▶ _Instructions to follow_:
Search the listing below for the string "prompt" and copy every line where it occurs.

***** Dataset records *****

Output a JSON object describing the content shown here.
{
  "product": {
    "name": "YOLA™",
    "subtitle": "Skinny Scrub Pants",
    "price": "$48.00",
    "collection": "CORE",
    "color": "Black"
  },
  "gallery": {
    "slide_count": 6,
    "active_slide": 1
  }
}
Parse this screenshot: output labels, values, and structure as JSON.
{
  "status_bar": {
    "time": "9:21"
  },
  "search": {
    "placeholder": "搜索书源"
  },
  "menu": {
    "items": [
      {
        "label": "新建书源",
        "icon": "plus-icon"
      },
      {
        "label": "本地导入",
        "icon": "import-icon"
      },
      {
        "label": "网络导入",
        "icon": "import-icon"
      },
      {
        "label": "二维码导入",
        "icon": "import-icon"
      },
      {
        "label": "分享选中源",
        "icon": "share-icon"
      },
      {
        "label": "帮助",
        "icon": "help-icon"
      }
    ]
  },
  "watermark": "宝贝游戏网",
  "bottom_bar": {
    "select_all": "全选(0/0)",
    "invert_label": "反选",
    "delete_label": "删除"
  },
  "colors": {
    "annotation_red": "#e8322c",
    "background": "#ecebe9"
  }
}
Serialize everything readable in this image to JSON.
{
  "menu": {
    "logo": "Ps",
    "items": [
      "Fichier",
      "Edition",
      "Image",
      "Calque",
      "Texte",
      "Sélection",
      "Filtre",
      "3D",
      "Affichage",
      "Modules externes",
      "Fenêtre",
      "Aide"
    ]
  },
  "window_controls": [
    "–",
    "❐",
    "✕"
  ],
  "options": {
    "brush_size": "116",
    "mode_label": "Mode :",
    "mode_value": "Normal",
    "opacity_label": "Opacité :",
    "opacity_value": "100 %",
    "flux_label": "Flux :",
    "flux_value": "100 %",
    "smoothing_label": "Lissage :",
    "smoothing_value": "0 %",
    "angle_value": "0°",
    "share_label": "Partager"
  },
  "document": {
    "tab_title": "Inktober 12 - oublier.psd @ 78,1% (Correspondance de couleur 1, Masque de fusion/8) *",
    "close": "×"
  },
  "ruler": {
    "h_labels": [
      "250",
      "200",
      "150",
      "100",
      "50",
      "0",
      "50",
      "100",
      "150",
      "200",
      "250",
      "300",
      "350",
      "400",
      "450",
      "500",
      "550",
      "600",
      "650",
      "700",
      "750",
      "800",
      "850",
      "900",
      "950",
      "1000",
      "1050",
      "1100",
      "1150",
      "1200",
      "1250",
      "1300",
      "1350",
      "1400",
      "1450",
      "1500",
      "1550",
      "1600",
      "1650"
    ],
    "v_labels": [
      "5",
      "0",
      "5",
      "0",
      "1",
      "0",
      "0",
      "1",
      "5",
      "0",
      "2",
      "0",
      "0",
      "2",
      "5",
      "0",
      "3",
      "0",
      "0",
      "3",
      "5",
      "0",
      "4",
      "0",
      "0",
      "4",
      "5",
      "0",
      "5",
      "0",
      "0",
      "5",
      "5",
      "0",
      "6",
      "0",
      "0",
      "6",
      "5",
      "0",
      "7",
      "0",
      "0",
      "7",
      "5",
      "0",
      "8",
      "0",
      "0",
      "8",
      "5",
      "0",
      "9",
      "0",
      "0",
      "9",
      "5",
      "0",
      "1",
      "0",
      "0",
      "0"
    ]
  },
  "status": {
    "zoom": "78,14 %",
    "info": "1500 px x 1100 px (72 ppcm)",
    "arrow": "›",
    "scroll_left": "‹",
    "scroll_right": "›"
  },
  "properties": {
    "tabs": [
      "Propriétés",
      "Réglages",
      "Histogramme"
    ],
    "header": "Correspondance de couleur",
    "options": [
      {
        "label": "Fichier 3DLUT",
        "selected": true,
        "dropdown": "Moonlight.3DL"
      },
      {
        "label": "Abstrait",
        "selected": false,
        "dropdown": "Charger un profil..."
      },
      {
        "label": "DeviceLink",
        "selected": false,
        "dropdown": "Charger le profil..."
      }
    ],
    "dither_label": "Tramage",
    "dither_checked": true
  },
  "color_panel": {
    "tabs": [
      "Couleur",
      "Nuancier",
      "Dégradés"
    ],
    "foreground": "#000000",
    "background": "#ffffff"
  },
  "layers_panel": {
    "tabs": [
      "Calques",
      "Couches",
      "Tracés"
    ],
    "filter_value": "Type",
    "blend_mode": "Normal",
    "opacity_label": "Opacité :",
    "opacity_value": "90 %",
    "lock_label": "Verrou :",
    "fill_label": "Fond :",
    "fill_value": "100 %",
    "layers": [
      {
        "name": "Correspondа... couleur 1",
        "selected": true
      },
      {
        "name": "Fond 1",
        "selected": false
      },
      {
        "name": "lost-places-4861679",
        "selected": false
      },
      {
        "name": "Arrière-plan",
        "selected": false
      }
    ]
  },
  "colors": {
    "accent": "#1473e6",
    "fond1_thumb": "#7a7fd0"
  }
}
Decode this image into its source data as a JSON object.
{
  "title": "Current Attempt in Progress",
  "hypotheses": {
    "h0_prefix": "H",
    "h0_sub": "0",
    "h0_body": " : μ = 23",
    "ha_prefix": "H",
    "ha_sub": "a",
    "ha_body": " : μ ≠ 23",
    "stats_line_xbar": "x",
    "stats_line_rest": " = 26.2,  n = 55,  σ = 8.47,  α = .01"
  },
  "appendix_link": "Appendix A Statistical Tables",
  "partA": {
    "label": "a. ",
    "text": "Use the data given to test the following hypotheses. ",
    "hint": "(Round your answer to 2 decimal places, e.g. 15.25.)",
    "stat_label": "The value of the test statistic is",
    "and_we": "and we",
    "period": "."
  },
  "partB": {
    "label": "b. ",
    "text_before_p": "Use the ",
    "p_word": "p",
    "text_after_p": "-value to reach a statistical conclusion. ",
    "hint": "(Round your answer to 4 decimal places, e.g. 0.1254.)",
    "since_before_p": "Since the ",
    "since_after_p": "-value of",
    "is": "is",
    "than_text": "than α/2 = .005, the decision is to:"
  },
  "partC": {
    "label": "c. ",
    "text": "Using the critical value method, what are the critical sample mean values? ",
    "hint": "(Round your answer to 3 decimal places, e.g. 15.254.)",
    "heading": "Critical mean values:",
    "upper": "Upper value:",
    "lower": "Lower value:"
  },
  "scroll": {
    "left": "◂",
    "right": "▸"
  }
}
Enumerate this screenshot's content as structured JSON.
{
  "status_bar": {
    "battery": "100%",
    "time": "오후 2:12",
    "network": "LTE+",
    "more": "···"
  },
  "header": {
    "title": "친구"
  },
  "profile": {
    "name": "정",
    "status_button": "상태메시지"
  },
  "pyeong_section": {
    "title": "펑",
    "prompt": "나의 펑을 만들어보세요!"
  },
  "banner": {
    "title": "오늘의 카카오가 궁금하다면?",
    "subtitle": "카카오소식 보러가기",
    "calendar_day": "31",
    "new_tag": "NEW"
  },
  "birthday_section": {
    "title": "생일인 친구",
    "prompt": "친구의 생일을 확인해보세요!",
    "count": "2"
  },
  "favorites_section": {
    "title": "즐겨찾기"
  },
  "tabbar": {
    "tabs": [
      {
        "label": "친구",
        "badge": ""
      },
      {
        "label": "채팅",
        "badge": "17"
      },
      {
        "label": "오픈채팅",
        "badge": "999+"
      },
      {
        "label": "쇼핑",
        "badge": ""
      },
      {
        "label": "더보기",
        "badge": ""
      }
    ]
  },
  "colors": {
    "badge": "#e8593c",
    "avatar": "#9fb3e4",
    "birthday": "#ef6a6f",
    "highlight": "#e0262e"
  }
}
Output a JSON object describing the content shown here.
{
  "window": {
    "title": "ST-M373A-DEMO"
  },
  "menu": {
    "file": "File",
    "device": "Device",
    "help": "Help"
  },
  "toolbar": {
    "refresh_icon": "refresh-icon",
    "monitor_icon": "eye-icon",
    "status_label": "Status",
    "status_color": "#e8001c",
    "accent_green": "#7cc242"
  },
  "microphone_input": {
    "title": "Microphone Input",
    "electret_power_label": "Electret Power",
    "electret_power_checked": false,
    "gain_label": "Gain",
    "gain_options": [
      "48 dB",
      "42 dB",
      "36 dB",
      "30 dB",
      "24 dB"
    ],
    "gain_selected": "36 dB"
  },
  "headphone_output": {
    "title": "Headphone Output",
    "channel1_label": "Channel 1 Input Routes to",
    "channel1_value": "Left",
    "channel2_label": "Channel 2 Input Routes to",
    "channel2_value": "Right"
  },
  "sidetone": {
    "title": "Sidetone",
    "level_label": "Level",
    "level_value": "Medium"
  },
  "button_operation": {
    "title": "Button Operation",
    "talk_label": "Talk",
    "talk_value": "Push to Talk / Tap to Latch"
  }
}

*****

▶ _Problem solution_:
    "prompt": "나의 펑을 만들어보세요!"
    "prompt": "친구의 생일을 확인해보세요!",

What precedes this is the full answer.